• DOCUMENT
#####

To some, ‘pub food’ is a term of derision – a label of unrefined, boring cuisine. We couldn’t disagree more. Great pub grub is unfussy, yes, but the very best examples are hearty, comforting, and downright delicious in their unpretentious glory. And contrary to what most in the UK might think, pub grub is definitely not a uniquely British institution. There are great pub grub classics around the world, largely due to the English-speaking diaspora. From great British boozers to traditional hotels down under, here’s our guide to the world’s best pub dishes and where to try them.

 

The ploughman’s

Not traditional? Pah! It’s been around for a good 50 years, and that’s enough for us. It’s well established that the ploughman’s isn’t the historic tradition it claimed to be, but was, instead, cooked up by the Cheese Bureau. No matter – what’s not to love about a big plate of delicious bread, cheese and ham in a proper country pub? The deal-breaker is high-quality, local cheese and these days some kind of artisanal bread doesn’t go amiss.

Get stuck in: Thanks to the county’s dairy industry, Cornwall is particularly reliable for a great ploughman’s, and it’s worth seeking one out on a trip there. A stay at the White Hart Hotel in St Austell places you well for a good cluster of pubs, while the Metropole Hotel puts you in food capital Padstow.

Photo by Alpha via CC BY-SA 2.0 License

Chicken parma

The perfect example of how Australia took the pub grub paradigm and made it its own. Little-known in the UK (it’s not the same as the chicken parmo popular around the Northeast), the chicken parmigiana is a great Aussie institution and the subject of many a blog, debate, and food challenge. Usually called a parma, or sometimes parmi, for short, it starts out as a simple chicken schnitzel, but is taken to new antipodean heights of hearty pub grub deliciousness with a topping of tomato sauce, ham and melted cheese.

#####

• DATASET EXCERPT

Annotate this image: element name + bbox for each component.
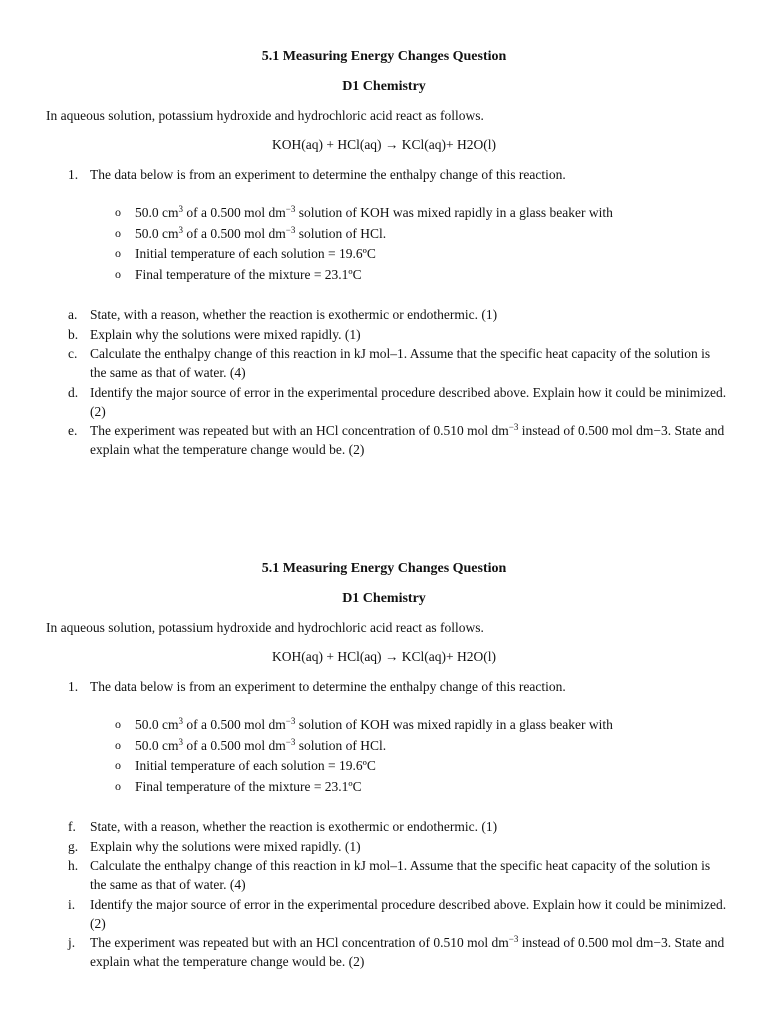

#####

• WHAT NEEDS TO BE DONE
Repeat the part of the pub food guide starting at "Not traditional? Pah!" and ending at "food capital Padstow.", with every word kept the same.

• OUTPUT OF THE TASK
Not traditional? Pah! It’s been around for a good 50 years, and that’s enough for us. It’s well established that the ploughman’s isn’t the historic tradition it claimed to be, but was, instead, cooked up by the Cheese Bureau. No matter – what’s not to love about a big plate of delicious bread, cheese and ham in a proper country pub? The deal-breaker is high-quality, local cheese and these days some kind of artisanal bread doesn’t go amiss.

Get stuck in: Thanks to the county’s dairy industry, Cornwall is particularly reliable for a great ploughman’s, and it’s worth seeking one out on a trip there. A stay at the White Hart Hotel in St Austell places you well for a good cluster of pubs, while the Metropole Hotel puts you in food capital Padstow.